The exercise >> Every entry below must appear again, exactly as written.

Items >>
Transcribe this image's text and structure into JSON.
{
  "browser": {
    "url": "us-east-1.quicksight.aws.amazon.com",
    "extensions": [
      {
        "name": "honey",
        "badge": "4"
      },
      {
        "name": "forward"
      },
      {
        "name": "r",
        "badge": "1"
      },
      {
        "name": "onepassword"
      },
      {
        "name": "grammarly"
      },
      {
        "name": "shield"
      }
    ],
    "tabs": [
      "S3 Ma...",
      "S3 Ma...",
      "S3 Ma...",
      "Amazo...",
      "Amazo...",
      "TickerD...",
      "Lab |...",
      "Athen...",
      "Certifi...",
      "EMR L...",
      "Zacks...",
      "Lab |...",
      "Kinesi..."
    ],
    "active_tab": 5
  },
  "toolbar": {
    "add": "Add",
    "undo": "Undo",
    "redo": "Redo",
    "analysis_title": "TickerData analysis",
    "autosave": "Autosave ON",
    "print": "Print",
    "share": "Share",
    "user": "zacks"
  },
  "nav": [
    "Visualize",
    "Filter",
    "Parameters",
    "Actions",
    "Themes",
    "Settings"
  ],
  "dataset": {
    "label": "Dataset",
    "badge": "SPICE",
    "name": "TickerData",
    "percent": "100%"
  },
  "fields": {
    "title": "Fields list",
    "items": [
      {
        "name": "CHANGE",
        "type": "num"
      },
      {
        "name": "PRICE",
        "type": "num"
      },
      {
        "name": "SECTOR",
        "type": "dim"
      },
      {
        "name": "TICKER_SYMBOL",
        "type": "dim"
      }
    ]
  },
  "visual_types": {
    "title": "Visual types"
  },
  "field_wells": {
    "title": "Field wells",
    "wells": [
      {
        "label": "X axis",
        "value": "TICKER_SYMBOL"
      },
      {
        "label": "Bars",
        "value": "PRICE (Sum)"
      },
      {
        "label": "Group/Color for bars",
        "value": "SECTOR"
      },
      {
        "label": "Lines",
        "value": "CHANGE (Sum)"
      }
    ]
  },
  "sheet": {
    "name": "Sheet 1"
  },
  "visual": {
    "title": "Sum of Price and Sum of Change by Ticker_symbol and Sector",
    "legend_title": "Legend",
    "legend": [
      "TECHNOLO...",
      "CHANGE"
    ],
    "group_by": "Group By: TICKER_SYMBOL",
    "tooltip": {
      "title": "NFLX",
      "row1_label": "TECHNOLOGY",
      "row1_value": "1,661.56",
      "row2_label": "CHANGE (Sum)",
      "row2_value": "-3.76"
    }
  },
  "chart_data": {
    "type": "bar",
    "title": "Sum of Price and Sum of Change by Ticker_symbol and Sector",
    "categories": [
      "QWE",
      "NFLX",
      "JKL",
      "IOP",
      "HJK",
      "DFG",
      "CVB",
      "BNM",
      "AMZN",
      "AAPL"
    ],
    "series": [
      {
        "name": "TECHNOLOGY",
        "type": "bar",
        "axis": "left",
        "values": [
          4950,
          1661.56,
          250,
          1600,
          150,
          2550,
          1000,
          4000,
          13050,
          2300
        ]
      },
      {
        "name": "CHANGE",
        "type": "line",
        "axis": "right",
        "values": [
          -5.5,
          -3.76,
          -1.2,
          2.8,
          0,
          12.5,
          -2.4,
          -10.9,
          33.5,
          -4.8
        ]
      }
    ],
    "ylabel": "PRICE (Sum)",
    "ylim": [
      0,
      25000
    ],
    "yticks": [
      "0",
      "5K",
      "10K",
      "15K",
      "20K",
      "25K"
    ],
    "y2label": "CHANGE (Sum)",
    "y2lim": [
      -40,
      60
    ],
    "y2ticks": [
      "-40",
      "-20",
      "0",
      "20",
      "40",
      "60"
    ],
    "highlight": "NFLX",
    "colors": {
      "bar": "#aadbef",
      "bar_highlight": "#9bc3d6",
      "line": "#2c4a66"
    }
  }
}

Expected output >>
Transcribe this image's text and structure into JSON.
{
  "browser": {
    "url": "us-east-1.quicksight.aws.amazon.com",
    "extensions": [
      {
        "name": "honey",
        "badge": "4"
      },
      {
        "name": "forward"
      },
      {
        "name": "r",
        "badge": "1"
      },
      {
        "name": "onepassword"
      },
      {
        "name": "grammarly"
      },
      {
        "name": "shield"
      }
    ],
    "tabs": [
      "S3 Ma...",
      "S3 Ma...",
      "S3 Ma...",
      "Amazo...",
      "Amazo...",
      "TickerD...",
      "Lab |...",
      "Athen...",
      "Certifi...",
      "EMR L...",
      "Zacks...",
      "Lab |...",
      "Kinesi..."
    ],
    "active_tab": 5
  },
  "toolbar": {
    "add": "Add",
    "undo": "Undo",
    "redo": "Redo",
    "analysis_title": "TickerData analysis",
    "autosave": "Autosave ON",
    "print": "Print",
    "share": "Share",
    "user": "zacks"
  },
  "nav": [
    "Visualize",
    "Filter",
    "Parameters",
    "Actions",
    "Themes",
    "Settings"
  ],
  "dataset": {
    "label": "Dataset",
    "badge": "SPICE",
    "name": "TickerData",
    "percent": "100%"
  },
  "fields": {
    "title": "Fields list",
    "items": [
      {
        "name": "CHANGE",
        "type": "num"
      },
      {
        "name": "PRICE",
        "type": "num"
      },
      {
        "name": "SECTOR",
        "type": "dim"
      },
      {
        "name": "TICKER_SYMBOL",
        "type": "dim"
      }
    ]
  },
  "visual_types": {
    "title": "Visual types"
  },
  "field_wells": {
    "title": "Field wells",
    "wells": [
      {
        "label": "X axis",
        "value": "TICKER_SYMBOL"
      },
      {
        "label": "Bars",
        "value": "PRICE (Sum)"
      },
      {
        "label": "Group/Color for bars",
        "value": "SECTOR"
      },
      {
        "label": "Lines",
        "value": "CHANGE (Sum)"
      }
    ]
  },
  "sheet": {
    "name": "Sheet 1"
  },
  "visual": {
    "title": "Sum of Price and Sum of Change by Ticker_symbol and Sector",
    "legend_title": "Legend",
    "legend": [
      "TECHNOLO...",
      "CHANGE"
    ],
    "group_by": "Group By: TICKER_SYMBOL",
    "tooltip": {
      "title": "NFLX",
      "row1_label": "TECHNOLOGY",
      "row1_value": "1,661.56",
      "row2_label": "CHANGE (Sum)",
      "row2_value": "-3.76"
    }
  },
  "chart_data": {
    "type": "bar",
    "title": "Sum of Price and Sum of Change by Ticker_symbol and Sector",
    "categories": [
      "QWE",
      "NFLX",
      "JKL",
      "IOP",
      "HJK",
      "DFG",
      "CVB",
      "BNM",
      "AMZN",
      "AAPL"
    ],
    "series": [
      {
        "name": "TECHNOLOGY",
        "type": "bar",
        "axis": "left",
        "values": [
          4950,
          1661.56,
          250,
          1600,
          150,
          2550,
          1000,
          4000,
          13050,
          2300
        ]
      },
      {
        "name": "CHANGE",
        "type": "line",
        "axis": "right",
        "values": [
          -5.5,
          -3.76,
          -1.2,
          2.8,
          0,
          12.5,
          -2.4,
          -10.9,
          33.5,
          -4.8
        ]
      }
    ],
    "ylabel": "PRICE (Sum)",
    "ylim": [
      0,
      25000
    ],
    "yticks": [
      "0",
      "5K",
      "10K",
      "15K",
      "20K",
      "25K"
    ],
    "y2label": "CHANGE (Sum)",
    "y2lim": [
      -40,
      60
    ],
    "y2ticks": [
      "-40",
      "-20",
      "0",
      "20",
      "40",
      "60"
    ],
    "highlight": "NFLX",
    "colors": {
      "bar": "#aadbef",
      "bar_highlight": "#9bc3d6",
      "line": "#2c4a66"
    }
  }
}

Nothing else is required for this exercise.